[Start SUPPLIED RECORDS]

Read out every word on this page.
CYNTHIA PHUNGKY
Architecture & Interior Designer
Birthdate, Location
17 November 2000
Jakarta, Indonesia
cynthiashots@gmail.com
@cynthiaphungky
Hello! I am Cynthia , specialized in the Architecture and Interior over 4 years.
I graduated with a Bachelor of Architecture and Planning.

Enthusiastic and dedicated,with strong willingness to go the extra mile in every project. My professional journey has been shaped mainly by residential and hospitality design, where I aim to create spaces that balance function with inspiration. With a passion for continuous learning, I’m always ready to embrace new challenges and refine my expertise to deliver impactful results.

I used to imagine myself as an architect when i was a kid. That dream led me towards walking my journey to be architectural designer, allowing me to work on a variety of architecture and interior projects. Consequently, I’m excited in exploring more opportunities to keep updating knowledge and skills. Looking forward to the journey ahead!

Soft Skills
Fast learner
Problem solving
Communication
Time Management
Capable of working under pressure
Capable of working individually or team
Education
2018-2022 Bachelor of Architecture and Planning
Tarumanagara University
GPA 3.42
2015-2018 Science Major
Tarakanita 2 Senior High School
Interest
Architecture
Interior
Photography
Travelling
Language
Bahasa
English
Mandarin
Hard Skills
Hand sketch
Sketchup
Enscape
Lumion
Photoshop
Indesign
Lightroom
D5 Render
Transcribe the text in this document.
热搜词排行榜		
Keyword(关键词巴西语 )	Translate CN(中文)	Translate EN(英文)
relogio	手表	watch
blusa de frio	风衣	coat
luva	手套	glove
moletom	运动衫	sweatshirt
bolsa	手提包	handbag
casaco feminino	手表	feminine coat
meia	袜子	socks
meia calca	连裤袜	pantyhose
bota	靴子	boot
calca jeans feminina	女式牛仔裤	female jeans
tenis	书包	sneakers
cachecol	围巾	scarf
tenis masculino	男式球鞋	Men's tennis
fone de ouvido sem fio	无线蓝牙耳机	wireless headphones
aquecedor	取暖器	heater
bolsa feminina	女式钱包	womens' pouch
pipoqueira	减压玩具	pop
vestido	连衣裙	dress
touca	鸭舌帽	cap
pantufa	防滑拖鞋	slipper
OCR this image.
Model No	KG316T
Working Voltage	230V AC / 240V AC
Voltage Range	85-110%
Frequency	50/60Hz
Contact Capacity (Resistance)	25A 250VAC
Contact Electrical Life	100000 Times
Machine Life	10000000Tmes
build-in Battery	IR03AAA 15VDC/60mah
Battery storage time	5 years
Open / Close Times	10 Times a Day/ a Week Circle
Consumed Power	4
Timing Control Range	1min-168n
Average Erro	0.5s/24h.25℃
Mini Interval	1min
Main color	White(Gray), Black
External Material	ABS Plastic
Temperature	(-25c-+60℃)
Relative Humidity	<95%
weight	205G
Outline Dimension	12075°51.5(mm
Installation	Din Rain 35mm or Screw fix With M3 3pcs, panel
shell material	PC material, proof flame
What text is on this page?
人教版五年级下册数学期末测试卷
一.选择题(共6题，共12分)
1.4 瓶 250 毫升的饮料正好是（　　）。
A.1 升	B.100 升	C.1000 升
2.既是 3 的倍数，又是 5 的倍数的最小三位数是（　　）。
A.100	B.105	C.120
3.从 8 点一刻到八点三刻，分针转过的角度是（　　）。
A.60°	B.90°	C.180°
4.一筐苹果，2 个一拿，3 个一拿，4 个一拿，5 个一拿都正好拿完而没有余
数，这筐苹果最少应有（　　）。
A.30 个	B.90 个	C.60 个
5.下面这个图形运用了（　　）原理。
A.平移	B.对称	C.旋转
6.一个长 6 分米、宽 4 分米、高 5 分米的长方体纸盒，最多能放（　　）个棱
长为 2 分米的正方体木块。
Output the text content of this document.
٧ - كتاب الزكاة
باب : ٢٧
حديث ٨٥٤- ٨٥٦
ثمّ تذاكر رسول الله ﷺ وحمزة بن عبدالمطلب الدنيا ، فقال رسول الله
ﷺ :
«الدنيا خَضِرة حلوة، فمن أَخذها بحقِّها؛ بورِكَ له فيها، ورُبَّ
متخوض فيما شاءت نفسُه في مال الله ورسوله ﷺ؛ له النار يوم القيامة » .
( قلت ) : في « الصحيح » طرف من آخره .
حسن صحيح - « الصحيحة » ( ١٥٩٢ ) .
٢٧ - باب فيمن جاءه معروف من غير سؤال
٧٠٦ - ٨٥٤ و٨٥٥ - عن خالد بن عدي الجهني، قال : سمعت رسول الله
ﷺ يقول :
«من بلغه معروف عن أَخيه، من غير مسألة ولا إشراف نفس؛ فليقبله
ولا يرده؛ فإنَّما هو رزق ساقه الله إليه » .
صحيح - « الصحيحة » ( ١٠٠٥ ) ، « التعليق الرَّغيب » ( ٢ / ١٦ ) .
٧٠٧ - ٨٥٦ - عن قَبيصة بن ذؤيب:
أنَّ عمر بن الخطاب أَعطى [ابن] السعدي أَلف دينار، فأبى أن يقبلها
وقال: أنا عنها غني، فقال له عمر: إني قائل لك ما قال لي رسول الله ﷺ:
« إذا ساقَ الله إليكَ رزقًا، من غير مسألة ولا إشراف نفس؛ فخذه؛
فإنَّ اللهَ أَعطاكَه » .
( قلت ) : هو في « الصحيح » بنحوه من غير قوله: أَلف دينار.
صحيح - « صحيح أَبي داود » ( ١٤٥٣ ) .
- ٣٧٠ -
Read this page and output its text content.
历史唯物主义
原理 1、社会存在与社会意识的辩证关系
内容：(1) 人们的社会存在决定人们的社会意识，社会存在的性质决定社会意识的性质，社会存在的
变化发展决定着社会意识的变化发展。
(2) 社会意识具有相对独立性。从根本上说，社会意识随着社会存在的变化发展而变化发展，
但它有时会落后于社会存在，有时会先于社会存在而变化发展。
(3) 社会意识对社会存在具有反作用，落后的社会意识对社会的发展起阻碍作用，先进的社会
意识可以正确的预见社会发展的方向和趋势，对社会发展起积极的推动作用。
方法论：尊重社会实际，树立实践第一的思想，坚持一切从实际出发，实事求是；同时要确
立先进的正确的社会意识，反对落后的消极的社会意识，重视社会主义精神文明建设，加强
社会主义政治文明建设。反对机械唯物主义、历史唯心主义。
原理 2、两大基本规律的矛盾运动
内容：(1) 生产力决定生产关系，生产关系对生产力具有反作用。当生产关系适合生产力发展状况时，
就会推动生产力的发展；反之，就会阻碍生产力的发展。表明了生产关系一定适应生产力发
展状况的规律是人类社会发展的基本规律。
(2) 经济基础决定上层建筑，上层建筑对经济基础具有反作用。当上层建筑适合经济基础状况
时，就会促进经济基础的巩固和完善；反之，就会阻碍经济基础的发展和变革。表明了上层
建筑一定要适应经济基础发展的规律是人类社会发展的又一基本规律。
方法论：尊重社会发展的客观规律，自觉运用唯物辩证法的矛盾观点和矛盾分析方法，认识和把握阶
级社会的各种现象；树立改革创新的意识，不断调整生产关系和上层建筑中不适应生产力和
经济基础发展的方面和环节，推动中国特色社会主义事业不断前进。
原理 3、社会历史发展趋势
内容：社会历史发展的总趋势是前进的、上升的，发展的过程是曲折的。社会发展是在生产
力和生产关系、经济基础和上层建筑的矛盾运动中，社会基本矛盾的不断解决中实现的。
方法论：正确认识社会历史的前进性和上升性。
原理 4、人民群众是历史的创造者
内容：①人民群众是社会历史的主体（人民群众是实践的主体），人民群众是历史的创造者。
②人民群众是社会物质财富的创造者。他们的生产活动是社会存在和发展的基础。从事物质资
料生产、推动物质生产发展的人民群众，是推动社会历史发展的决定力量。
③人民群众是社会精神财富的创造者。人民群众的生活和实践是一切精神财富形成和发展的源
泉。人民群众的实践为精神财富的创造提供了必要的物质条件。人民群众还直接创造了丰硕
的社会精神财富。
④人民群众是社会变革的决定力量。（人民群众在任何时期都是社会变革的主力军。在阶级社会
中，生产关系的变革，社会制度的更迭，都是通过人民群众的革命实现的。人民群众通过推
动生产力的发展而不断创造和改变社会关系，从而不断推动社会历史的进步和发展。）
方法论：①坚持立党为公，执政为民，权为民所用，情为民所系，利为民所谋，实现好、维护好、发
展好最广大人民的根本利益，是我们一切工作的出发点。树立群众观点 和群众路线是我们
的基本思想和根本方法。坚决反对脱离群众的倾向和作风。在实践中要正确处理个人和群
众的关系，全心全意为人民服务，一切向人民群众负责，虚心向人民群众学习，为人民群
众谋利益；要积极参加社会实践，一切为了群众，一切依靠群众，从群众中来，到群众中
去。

[End SUPPLIED RECORDS]

=== REQUEST ===
Which lines hold the word "الصحيحة"? Show each one.

=== FINISHED EXERCISE ===
حسن صحيح - « الصحيحة » ( ١٥٩٢ ) .
صحيح - « الصحيحة » ( ١٠٠٥ ) ، « التعليق الرَّغيب » ( ٢ / ١٦ ) .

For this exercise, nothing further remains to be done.